:: PROBLEM STATEMENT ::
Gather all lines in the data that hold the string "sowie".

:: SOURCE RECORDS ::

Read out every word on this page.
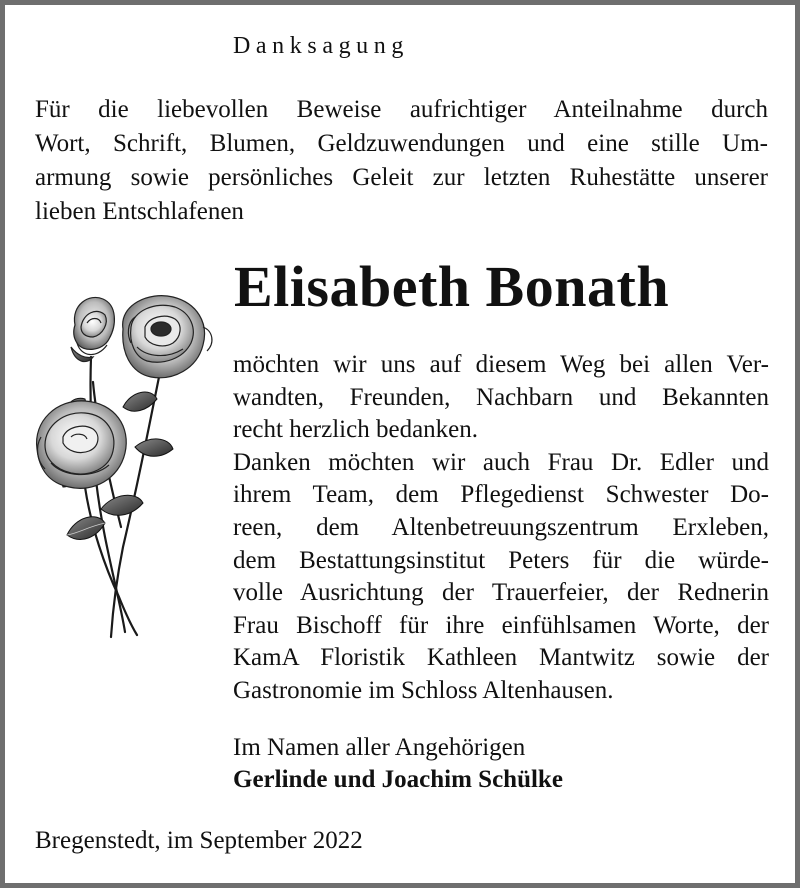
Danksagung
Für die liebevollen Beweise aufrichtiger Anteilnahme durch
Wort, Schrift, Blumen, Geldzuwendungen und eine stille Um-
armung sowie persönliches Geleit zur letzten Ruhestätte unserer
lieben Entschlafenen
Elisabeth Bonath
möchten wir uns auf diesem Weg bei allen Ver-
wandten, Freunden, Nachbarn und Bekannten
recht herzlich bedanken.
Danken möchten wir auch Frau Dr. Edler und
ihrem Team, dem Pflegedienst Schwester Do-
reen, dem Altenbetreuungszentrum Erxleben,
dem Bestattungsinstitut Peters für die würde-
volle Ausrichtung der Trauerfeier, der Rednerin
Frau Bischoff für ihre einfühlsamen Worte, der
KamA Floristik Kathleen Mantwitz sowie der
Gastronomie im Schloss Altenhausen.
Im Namen aller Angehörigen
Gerlinde und Joachim Schülke
Bregenstedt, im September 2022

:: EXERCISE ANSWER ::
armung sowie persönliches Geleit zur letzten Ruhestätte unserer
KamA Floristik Kathleen Mantwitz sowie der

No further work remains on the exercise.